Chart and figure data
====

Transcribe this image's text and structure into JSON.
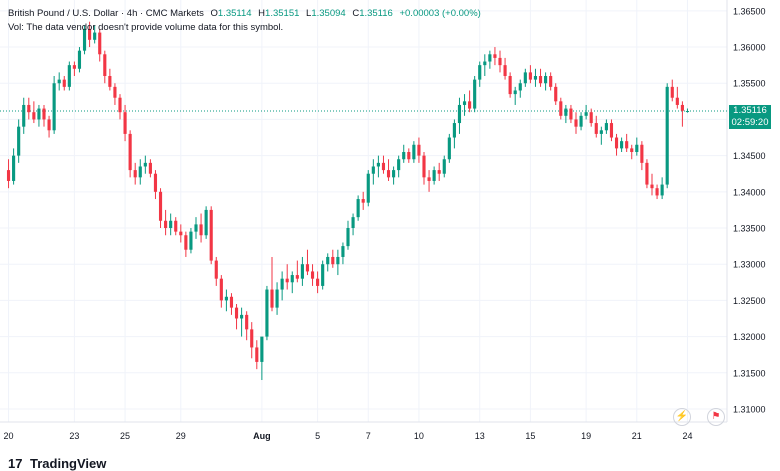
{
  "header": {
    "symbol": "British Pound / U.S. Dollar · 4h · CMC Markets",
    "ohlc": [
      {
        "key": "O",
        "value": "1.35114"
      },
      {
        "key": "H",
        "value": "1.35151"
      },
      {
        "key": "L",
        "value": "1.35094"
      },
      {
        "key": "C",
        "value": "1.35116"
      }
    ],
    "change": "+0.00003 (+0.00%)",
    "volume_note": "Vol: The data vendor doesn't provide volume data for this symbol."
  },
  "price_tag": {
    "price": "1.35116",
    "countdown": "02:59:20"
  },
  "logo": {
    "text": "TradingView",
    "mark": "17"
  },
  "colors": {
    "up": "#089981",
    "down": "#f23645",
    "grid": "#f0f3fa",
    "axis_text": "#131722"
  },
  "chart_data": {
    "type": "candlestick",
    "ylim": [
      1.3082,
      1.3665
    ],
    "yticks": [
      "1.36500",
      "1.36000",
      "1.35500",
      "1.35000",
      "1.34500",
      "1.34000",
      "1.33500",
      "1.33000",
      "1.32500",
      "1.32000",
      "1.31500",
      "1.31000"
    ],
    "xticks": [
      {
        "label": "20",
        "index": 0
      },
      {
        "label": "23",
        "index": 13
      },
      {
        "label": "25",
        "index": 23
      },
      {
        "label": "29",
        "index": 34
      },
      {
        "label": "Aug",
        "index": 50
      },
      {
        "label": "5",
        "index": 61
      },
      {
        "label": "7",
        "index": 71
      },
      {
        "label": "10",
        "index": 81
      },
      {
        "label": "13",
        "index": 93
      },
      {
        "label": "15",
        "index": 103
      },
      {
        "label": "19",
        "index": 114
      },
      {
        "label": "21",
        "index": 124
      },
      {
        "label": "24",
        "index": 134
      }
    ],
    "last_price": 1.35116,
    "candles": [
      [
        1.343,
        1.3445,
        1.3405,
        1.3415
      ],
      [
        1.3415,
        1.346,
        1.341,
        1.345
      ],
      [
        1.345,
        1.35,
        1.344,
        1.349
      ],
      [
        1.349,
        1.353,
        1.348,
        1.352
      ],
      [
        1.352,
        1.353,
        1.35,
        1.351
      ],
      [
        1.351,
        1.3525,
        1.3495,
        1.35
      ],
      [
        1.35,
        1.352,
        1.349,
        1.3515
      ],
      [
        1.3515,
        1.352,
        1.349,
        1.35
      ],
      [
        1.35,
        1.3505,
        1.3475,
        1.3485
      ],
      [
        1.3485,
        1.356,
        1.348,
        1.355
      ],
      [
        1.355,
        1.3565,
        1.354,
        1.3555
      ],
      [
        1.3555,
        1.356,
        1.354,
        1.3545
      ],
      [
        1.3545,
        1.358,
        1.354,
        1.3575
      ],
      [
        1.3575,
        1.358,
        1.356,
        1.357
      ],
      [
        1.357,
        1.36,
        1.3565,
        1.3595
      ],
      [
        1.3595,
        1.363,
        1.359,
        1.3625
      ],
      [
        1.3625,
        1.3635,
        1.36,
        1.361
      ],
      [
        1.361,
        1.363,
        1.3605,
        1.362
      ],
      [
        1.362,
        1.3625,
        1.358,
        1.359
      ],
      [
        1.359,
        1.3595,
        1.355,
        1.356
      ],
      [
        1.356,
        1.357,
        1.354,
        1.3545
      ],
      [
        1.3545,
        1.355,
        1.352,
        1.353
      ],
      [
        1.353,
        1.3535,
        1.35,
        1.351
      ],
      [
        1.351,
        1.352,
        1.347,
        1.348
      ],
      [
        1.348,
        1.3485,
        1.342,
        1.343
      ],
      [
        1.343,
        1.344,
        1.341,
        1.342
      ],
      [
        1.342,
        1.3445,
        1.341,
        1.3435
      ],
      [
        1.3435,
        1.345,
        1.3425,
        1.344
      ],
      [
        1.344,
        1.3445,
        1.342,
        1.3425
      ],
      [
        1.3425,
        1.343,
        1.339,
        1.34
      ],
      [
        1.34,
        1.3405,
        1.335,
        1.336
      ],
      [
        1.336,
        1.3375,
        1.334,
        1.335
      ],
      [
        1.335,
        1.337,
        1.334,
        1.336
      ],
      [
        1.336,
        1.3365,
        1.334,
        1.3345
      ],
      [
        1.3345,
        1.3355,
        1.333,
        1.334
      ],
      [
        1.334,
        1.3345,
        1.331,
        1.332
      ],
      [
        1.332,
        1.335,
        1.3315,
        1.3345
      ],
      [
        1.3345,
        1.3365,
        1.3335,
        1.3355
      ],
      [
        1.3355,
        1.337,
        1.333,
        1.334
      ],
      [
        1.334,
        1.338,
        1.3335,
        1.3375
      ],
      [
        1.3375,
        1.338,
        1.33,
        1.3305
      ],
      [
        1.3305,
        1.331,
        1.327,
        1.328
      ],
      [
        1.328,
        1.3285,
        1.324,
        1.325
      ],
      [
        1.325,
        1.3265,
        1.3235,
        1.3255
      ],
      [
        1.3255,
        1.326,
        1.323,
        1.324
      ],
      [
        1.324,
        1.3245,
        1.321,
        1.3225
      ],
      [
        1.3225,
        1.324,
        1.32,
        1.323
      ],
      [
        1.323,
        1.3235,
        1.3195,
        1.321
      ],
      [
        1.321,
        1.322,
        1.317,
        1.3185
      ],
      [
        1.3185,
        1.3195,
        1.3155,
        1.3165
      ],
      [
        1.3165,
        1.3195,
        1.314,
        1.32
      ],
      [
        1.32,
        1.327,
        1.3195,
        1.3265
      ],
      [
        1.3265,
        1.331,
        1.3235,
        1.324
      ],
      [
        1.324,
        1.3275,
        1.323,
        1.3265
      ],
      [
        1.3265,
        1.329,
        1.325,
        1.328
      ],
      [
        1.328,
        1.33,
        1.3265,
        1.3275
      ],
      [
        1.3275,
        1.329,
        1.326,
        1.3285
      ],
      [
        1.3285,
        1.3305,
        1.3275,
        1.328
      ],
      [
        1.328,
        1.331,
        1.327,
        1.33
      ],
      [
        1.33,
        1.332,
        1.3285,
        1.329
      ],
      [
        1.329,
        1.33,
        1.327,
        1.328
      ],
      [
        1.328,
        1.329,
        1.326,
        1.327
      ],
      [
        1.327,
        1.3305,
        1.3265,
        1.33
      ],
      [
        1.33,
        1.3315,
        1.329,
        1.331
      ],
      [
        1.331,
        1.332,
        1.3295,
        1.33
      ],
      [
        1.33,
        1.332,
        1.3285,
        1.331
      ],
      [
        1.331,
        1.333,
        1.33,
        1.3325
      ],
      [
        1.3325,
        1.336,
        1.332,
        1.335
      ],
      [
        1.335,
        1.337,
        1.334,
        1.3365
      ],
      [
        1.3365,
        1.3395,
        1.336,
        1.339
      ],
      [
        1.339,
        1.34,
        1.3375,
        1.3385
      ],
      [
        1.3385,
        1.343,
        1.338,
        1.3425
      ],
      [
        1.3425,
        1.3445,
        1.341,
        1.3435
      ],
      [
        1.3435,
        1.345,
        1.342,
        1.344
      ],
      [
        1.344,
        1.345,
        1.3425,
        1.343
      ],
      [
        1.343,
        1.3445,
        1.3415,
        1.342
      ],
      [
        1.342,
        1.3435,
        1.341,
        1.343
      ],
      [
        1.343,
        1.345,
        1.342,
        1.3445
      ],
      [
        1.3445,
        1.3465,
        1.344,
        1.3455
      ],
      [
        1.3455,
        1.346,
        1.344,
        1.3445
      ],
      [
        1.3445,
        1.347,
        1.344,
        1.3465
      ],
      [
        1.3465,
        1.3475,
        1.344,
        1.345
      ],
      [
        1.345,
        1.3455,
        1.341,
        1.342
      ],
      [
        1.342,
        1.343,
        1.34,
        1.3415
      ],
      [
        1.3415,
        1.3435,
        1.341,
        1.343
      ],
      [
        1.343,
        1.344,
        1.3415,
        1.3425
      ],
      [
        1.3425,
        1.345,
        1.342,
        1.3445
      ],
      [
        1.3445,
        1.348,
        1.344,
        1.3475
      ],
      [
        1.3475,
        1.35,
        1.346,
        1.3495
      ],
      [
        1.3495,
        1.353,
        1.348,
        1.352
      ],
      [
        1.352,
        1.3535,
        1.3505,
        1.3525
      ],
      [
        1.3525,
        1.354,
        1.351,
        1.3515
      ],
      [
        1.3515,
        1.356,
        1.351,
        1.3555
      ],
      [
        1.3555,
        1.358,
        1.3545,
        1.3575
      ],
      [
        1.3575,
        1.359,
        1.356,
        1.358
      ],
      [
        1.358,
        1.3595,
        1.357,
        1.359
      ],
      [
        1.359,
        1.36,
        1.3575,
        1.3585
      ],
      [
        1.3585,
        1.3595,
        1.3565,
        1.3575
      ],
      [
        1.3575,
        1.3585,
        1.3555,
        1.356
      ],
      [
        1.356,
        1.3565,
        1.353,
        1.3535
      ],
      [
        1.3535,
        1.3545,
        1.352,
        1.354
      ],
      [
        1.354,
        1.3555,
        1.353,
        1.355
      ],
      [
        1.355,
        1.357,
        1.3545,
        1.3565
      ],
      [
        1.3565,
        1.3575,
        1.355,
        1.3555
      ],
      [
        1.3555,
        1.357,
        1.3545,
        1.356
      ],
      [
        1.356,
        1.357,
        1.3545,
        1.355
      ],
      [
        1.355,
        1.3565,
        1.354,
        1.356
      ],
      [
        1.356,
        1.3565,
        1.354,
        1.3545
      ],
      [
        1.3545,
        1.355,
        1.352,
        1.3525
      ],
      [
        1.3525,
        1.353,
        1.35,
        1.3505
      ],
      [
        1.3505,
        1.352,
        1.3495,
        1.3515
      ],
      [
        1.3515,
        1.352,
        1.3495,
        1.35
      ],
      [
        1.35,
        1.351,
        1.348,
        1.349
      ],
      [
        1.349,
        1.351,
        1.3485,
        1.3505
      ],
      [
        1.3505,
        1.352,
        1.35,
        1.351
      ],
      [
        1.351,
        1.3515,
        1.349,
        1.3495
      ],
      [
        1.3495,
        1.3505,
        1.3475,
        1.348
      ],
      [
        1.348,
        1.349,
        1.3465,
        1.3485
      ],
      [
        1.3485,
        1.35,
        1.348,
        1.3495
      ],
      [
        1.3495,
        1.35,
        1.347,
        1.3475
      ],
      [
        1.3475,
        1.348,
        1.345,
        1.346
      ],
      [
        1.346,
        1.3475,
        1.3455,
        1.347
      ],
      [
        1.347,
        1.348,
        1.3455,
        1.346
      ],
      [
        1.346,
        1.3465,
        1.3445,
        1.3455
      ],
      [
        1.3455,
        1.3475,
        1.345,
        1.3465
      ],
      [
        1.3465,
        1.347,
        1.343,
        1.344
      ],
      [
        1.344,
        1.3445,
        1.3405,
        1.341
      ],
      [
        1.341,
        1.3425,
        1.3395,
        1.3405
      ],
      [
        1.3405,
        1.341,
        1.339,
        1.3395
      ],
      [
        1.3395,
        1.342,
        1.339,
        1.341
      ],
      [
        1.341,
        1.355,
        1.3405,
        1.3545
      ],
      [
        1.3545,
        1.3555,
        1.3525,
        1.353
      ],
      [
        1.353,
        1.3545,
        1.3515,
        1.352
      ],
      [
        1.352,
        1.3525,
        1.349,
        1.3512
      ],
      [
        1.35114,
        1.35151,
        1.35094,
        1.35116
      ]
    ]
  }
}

====

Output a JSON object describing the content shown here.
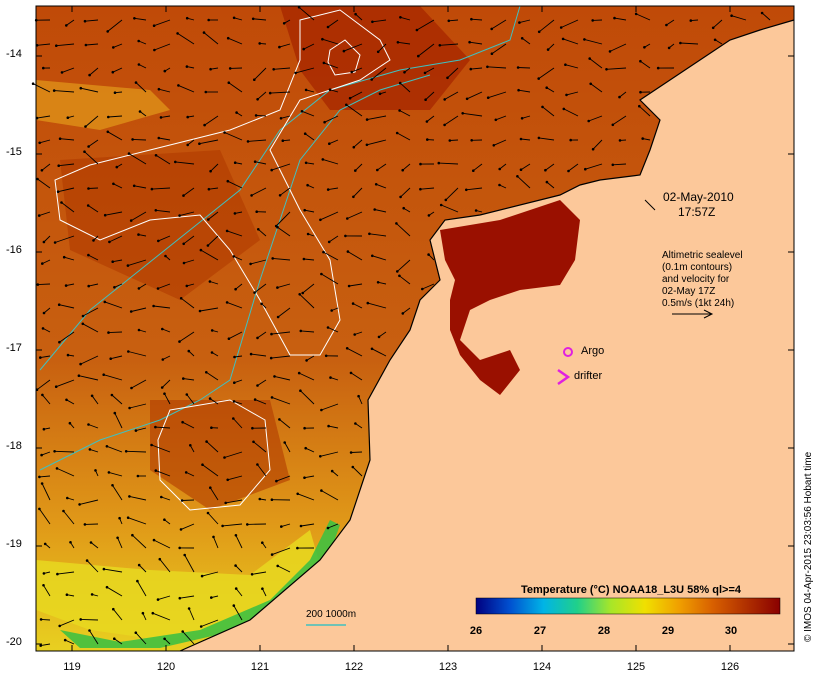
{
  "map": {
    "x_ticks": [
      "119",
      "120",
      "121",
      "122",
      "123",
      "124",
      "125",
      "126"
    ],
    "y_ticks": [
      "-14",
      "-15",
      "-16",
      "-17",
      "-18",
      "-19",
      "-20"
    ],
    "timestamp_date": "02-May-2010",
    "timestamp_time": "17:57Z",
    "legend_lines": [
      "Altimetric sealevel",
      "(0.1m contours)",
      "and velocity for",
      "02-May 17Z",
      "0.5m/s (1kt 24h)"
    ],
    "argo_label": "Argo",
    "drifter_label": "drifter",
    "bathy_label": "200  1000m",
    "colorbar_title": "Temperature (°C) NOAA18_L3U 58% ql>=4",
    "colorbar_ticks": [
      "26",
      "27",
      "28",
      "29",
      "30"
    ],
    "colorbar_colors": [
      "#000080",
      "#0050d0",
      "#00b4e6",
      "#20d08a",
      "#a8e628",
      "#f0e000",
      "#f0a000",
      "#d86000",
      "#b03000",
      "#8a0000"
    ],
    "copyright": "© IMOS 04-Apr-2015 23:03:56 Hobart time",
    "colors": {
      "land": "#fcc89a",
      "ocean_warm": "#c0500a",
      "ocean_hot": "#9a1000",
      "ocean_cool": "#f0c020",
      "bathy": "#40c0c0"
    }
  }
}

====

Where a line in the entries holds the word "value", copy that line.

        "value": "1.35114"
        "value": "1.35151"
        "value": "1.35094"
        "value": "1.35116"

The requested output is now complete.